[Work required]: Write every entry out again exactly, please, and skip the pictures.

[Data shown]:
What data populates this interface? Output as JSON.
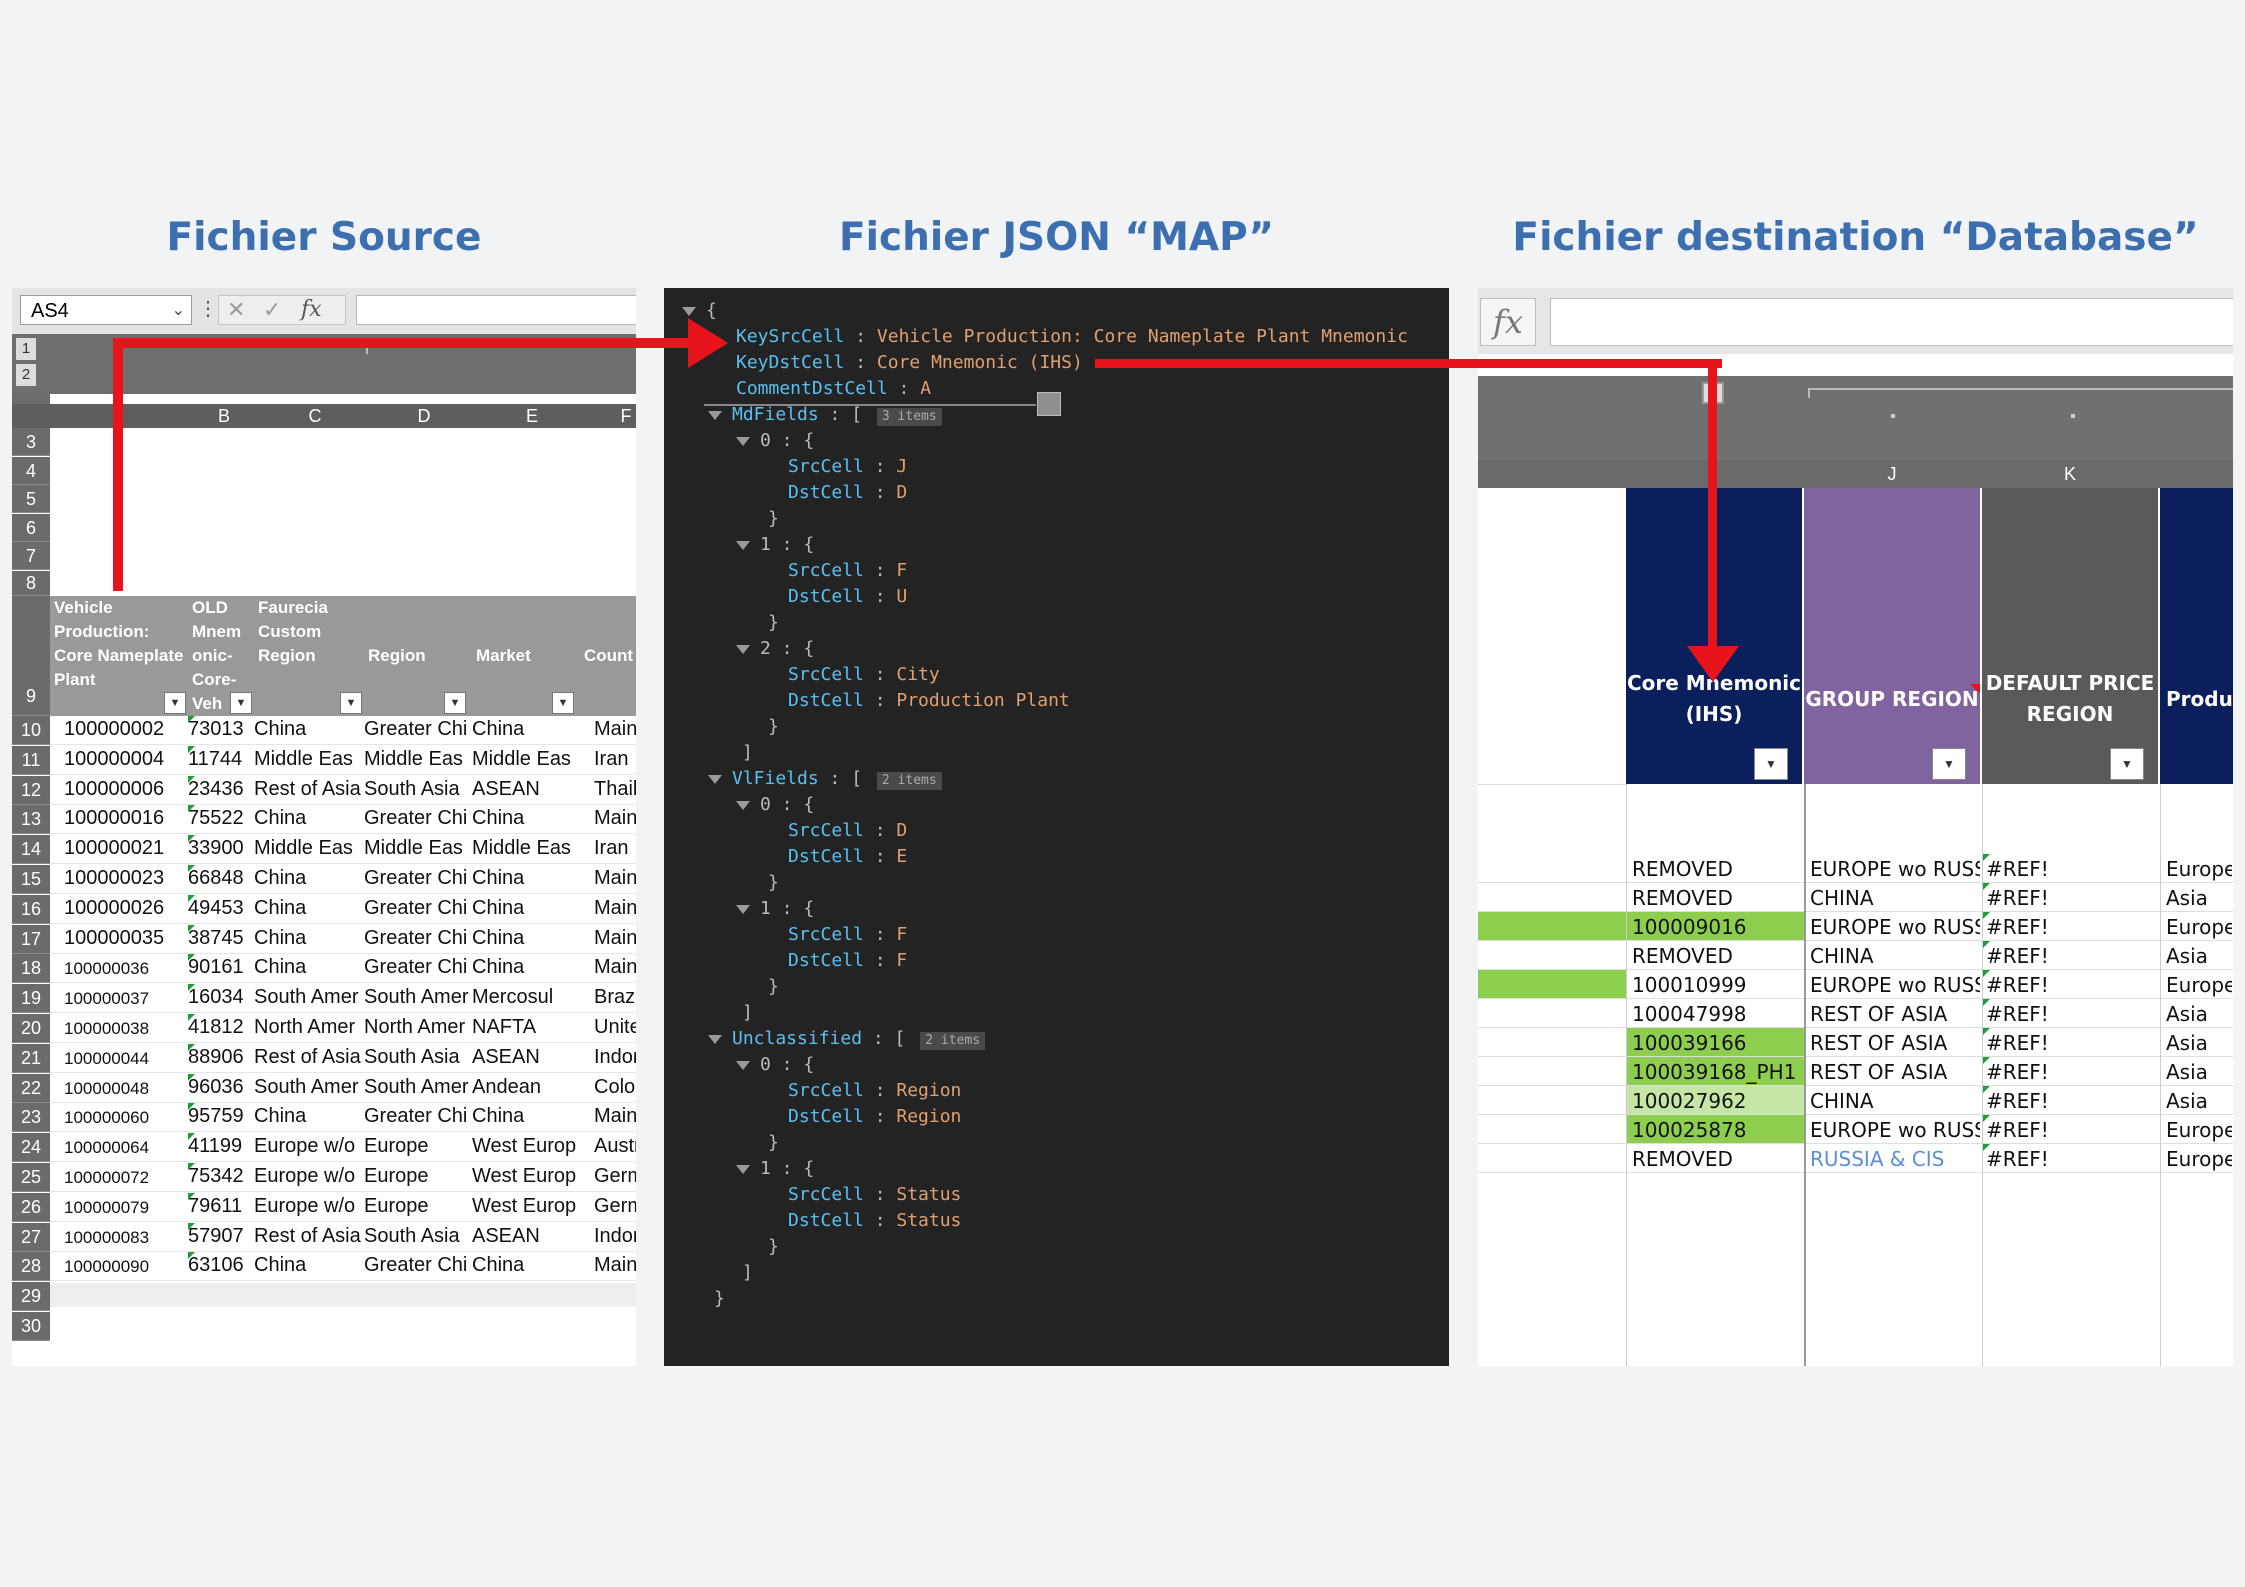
{
  "titles": {
    "source": "Fichier Source",
    "json": "Fichier JSON “MAP”",
    "destination": "Fichier destination “Database”"
  },
  "source": {
    "name_box": "AS4",
    "fx_symbol": "fx",
    "outline_levels": [
      "1",
      "2"
    ],
    "column_letters": [
      "B",
      "C",
      "D",
      "E",
      "F"
    ],
    "row_numbers": [
      "3",
      "4",
      "5",
      "6",
      "7",
      "8",
      "9",
      "10",
      "11",
      "12",
      "13",
      "14",
      "15",
      "16",
      "17",
      "18",
      "19",
      "20",
      "21",
      "22",
      "23",
      "24",
      "25",
      "26",
      "27",
      "28",
      "29",
      "30"
    ],
    "headers": [
      "Vehicle Production: Core Nameplate Plant",
      "OLD Mnem onic- Core- Veh",
      "Faurecia Custom Region",
      "Region",
      "Market",
      "Count"
    ],
    "rows": [
      [
        "100000002",
        "73013",
        "China",
        "Greater Chi",
        "China",
        "Mainla"
      ],
      [
        "100000004",
        "11744",
        "Middle Eas",
        "Middle Eas",
        "Middle Eas",
        "Iran"
      ],
      [
        "100000006",
        "23436",
        "Rest of Asia",
        "South Asia",
        "ASEAN",
        "Thaila"
      ],
      [
        "100000016",
        "75522",
        "China",
        "Greater Chi",
        "China",
        "Mainla"
      ],
      [
        "100000021",
        "33900",
        "Middle Eas",
        "Middle Eas",
        "Middle Eas",
        "Iran"
      ],
      [
        "100000023",
        "66848",
        "China",
        "Greater Chi",
        "China",
        "Mainla"
      ],
      [
        "100000026",
        "49453",
        "China",
        "Greater Chi",
        "China",
        "Mainla"
      ],
      [
        "100000035",
        "38745",
        "China",
        "Greater Chi",
        "China",
        "Mainla"
      ],
      [
        "100000036",
        "90161",
        "China",
        "Greater Chi",
        "China",
        "Mainla"
      ],
      [
        "100000037",
        "16034",
        "South Amer",
        "South Amer",
        "Mercosul",
        "Brazil"
      ],
      [
        "100000038",
        "41812",
        "North Amer",
        "North Amer",
        "NAFTA",
        "United"
      ],
      [
        "100000044",
        "88906",
        "Rest of Asia",
        "South Asia",
        "ASEAN",
        "Indone"
      ],
      [
        "100000048",
        "96036",
        "South Amer",
        "South Amer",
        "Andean",
        "Colom"
      ],
      [
        "100000060",
        "95759",
        "China",
        "Greater Chi",
        "China",
        "Mainla"
      ],
      [
        "100000064",
        "41199",
        "Europe w/o",
        "Europe",
        "West Europ",
        "Austri"
      ],
      [
        "100000072",
        "75342",
        "Europe w/o",
        "Europe",
        "West Europ",
        "Germa"
      ],
      [
        "100000079",
        "79611",
        "Europe w/o",
        "Europe",
        "West Europ",
        "Germa"
      ],
      [
        "100000083",
        "57907",
        "Rest of Asia",
        "South Asia",
        "ASEAN",
        "Indone"
      ],
      [
        "100000090",
        "63106",
        "China",
        "Greater Chi",
        "China",
        "Mainla"
      ]
    ]
  },
  "json_map": {
    "KeySrcCell": "Vehicle Production: Core Nameplate Plant Mnemonic",
    "KeyDstCell": "Core Mnemonic (IHS)",
    "CommentDstCell": "A",
    "MdFields": {
      "count_badge": "3 items",
      "items": [
        {
          "index": "0",
          "SrcCell": "J",
          "DstCell": "D"
        },
        {
          "index": "1",
          "SrcCell": "F",
          "DstCell": "U"
        },
        {
          "index": "2",
          "SrcCell": "City",
          "DstCell": "Production Plant"
        }
      ]
    },
    "VlFields": {
      "count_badge": "2 items",
      "items": [
        {
          "index": "0",
          "SrcCell": "D",
          "DstCell": "E"
        },
        {
          "index": "1",
          "SrcCell": "F",
          "DstCell": "F"
        }
      ]
    },
    "Unclassified": {
      "count_badge": "2 items",
      "items": [
        {
          "index": "0",
          "SrcCell": "Region",
          "DstCell": "Region"
        },
        {
          "index": "1",
          "SrcCell": "Status",
          "DstCell": "Status"
        }
      ]
    }
  },
  "destination": {
    "fx_symbol": "fx",
    "column_letters": [
      "J",
      "K"
    ],
    "headers": [
      {
        "label": "Core Mnemonic (IHS)",
        "color": "#0a1f5c"
      },
      {
        "label": "GROUP REGION",
        "color": "#7f64a0"
      },
      {
        "label": "DEFAULT PRICE REGION",
        "color": "#5a5a5a"
      },
      {
        "label": "Product",
        "color": "#0a1f5c"
      }
    ],
    "rows": [
      {
        "mnemonic": "REMOVED",
        "group": "EUROPE wo RUSS",
        "price": "#REF!",
        "product": "Europe",
        "hl": ""
      },
      {
        "mnemonic": "REMOVED",
        "group": "CHINA",
        "price": "#REF!",
        "product": "Asia",
        "hl": ""
      },
      {
        "mnemonic": "100009016",
        "group": "EUROPE wo RUSS",
        "price": "#REF!",
        "product": "Europe",
        "hl": "row"
      },
      {
        "mnemonic": "REMOVED",
        "group": "CHINA",
        "price": "#REF!",
        "product": "Asia",
        "hl": ""
      },
      {
        "mnemonic": "100010999",
        "group": "EUROPE wo RUSS",
        "price": "#REF!",
        "product": "Europe",
        "hl": "row-left"
      },
      {
        "mnemonic": "100047998",
        "group": "REST OF ASIA",
        "price": "#REF!",
        "product": "Asia",
        "hl": ""
      },
      {
        "mnemonic": "100039166",
        "group": "REST OF ASIA",
        "price": "#REF!",
        "product": "Asia",
        "hl": "cell"
      },
      {
        "mnemonic": "100039168_PH1",
        "group": "REST OF ASIA",
        "price": "#REF!",
        "product": "Asia",
        "hl": "cell"
      },
      {
        "mnemonic": "100027962",
        "group": "CHINA",
        "price": "#REF!",
        "product": "Asia",
        "hl": "light"
      },
      {
        "mnemonic": "100025878",
        "group": "EUROPE wo RUSS",
        "price": "#REF!",
        "product": "Europe",
        "hl": "cell"
      },
      {
        "mnemonic": "REMOVED",
        "group": "RUSSIA & CIS",
        "price": "#REF!",
        "product": "Europe",
        "hl": "link"
      }
    ],
    "colors": {
      "green": "#8dce4f",
      "light_green": "#c6e6a6",
      "link": "#5a8fd6"
    }
  },
  "arrows": {
    "color": "#e8141b"
  }
}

[Exercise response]:
What data populates this interface? Output as JSON.
{
  "titles": {
    "source": "Fichier Source",
    "json": "Fichier JSON “MAP”",
    "destination": "Fichier destination “Database”"
  },
  "source": {
    "name_box": "AS4",
    "fx_symbol": "fx",
    "outline_levels": [
      "1",
      "2"
    ],
    "column_letters": [
      "B",
      "C",
      "D",
      "E",
      "F"
    ],
    "row_numbers": [
      "3",
      "4",
      "5",
      "6",
      "7",
      "8",
      "9",
      "10",
      "11",
      "12",
      "13",
      "14",
      "15",
      "16",
      "17",
      "18",
      "19",
      "20",
      "21",
      "22",
      "23",
      "24",
      "25",
      "26",
      "27",
      "28",
      "29",
      "30"
    ],
    "headers": [
      "Vehicle Production: Core Nameplate Plant",
      "OLD Mnem onic- Core- Veh",
      "Faurecia Custom Region",
      "Region",
      "Market",
      "Count"
    ],
    "rows": [
      [
        "100000002",
        "73013",
        "China",
        "Greater Chi",
        "China",
        "Mainla"
      ],
      [
        "100000004",
        "11744",
        "Middle Eas",
        "Middle Eas",
        "Middle Eas",
        "Iran"
      ],
      [
        "100000006",
        "23436",
        "Rest of Asia",
        "South Asia",
        "ASEAN",
        "Thaila"
      ],
      [
        "100000016",
        "75522",
        "China",
        "Greater Chi",
        "China",
        "Mainla"
      ],
      [
        "100000021",
        "33900",
        "Middle Eas",
        "Middle Eas",
        "Middle Eas",
        "Iran"
      ],
      [
        "100000023",
        "66848",
        "China",
        "Greater Chi",
        "China",
        "Mainla"
      ],
      [
        "100000026",
        "49453",
        "China",
        "Greater Chi",
        "China",
        "Mainla"
      ],
      [
        "100000035",
        "38745",
        "China",
        "Greater Chi",
        "China",
        "Mainla"
      ],
      [
        "100000036",
        "90161",
        "China",
        "Greater Chi",
        "China",
        "Mainla"
      ],
      [
        "100000037",
        "16034",
        "South Amer",
        "South Amer",
        "Mercosul",
        "Brazil"
      ],
      [
        "100000038",
        "41812",
        "North Amer",
        "North Amer",
        "NAFTA",
        "United"
      ],
      [
        "100000044",
        "88906",
        "Rest of Asia",
        "South Asia",
        "ASEAN",
        "Indone"
      ],
      [
        "100000048",
        "96036",
        "South Amer",
        "South Amer",
        "Andean",
        "Colom"
      ],
      [
        "100000060",
        "95759",
        "China",
        "Greater Chi",
        "China",
        "Mainla"
      ],
      [
        "100000064",
        "41199",
        "Europe w/o",
        "Europe",
        "West Europ",
        "Austri"
      ],
      [
        "100000072",
        "75342",
        "Europe w/o",
        "Europe",
        "West Europ",
        "Germa"
      ],
      [
        "100000079",
        "79611",
        "Europe w/o",
        "Europe",
        "West Europ",
        "Germa"
      ],
      [
        "100000083",
        "57907",
        "Rest of Asia",
        "South Asia",
        "ASEAN",
        "Indone"
      ],
      [
        "100000090",
        "63106",
        "China",
        "Greater Chi",
        "China",
        "Mainla"
      ]
    ]
  },
  "json_map": {
    "KeySrcCell": "Vehicle Production: Core Nameplate Plant Mnemonic",
    "KeyDstCell": "Core Mnemonic (IHS)",
    "CommentDstCell": "A",
    "MdFields": {
      "count_badge": "3 items",
      "items": [
        {
          "index": "0",
          "SrcCell": "J",
          "DstCell": "D"
        },
        {
          "index": "1",
          "SrcCell": "F",
          "DstCell": "U"
        },
        {
          "index": "2",
          "SrcCell": "City",
          "DstCell": "Production Plant"
        }
      ]
    },
    "VlFields": {
      "count_badge": "2 items",
      "items": [
        {
          "index": "0",
          "SrcCell": "D",
          "DstCell": "E"
        },
        {
          "index": "1",
          "SrcCell": "F",
          "DstCell": "F"
        }
      ]
    },
    "Unclassified": {
      "count_badge": "2 items",
      "items": [
        {
          "index": "0",
          "SrcCell": "Region",
          "DstCell": "Region"
        },
        {
          "index": "1",
          "SrcCell": "Status",
          "DstCell": "Status"
        }
      ]
    }
  },
  "destination": {
    "fx_symbol": "fx",
    "column_letters": [
      "J",
      "K"
    ],
    "headers": [
      {
        "label": "Core Mnemonic (IHS)",
        "color": "#0a1f5c"
      },
      {
        "label": "GROUP REGION",
        "color": "#7f64a0"
      },
      {
        "label": "DEFAULT PRICE REGION",
        "color": "#5a5a5a"
      },
      {
        "label": "Product",
        "color": "#0a1f5c"
      }
    ],
    "rows": [
      {
        "mnemonic": "REMOVED",
        "group": "EUROPE wo RUSS",
        "price": "#REF!",
        "product": "Europe",
        "hl": ""
      },
      {
        "mnemonic": "REMOVED",
        "group": "CHINA",
        "price": "#REF!",
        "product": "Asia",
        "hl": ""
      },
      {
        "mnemonic": "100009016",
        "group": "EUROPE wo RUSS",
        "price": "#REF!",
        "product": "Europe",
        "hl": "row"
      },
      {
        "mnemonic": "REMOVED",
        "group": "CHINA",
        "price": "#REF!",
        "product": "Asia",
        "hl": ""
      },
      {
        "mnemonic": "100010999",
        "group": "EUROPE wo RUSS",
        "price": "#REF!",
        "product": "Europe",
        "hl": "row-left"
      },
      {
        "mnemonic": "100047998",
        "group": "REST OF ASIA",
        "price": "#REF!",
        "product": "Asia",
        "hl": ""
      },
      {
        "mnemonic": "100039166",
        "group": "REST OF ASIA",
        "price": "#REF!",
        "product": "Asia",
        "hl": "cell"
      },
      {
        "mnemonic": "100039168_PH1",
        "group": "REST OF ASIA",
        "price": "#REF!",
        "product": "Asia",
        "hl": "cell"
      },
      {
        "mnemonic": "100027962",
        "group": "CHINA",
        "price": "#REF!",
        "product": "Asia",
        "hl": "light"
      },
      {
        "mnemonic": "100025878",
        "group": "EUROPE wo RUSS",
        "price": "#REF!",
        "product": "Europe",
        "hl": "cell"
      },
      {
        "mnemonic": "REMOVED",
        "group": "RUSSIA & CIS",
        "price": "#REF!",
        "product": "Europe",
        "hl": "link"
      }
    ],
    "colors": {
      "green": "#8dce4f",
      "light_green": "#c6e6a6",
      "link": "#5a8fd6"
    }
  },
  "arrows": {
    "color": "#e8141b"
  }
}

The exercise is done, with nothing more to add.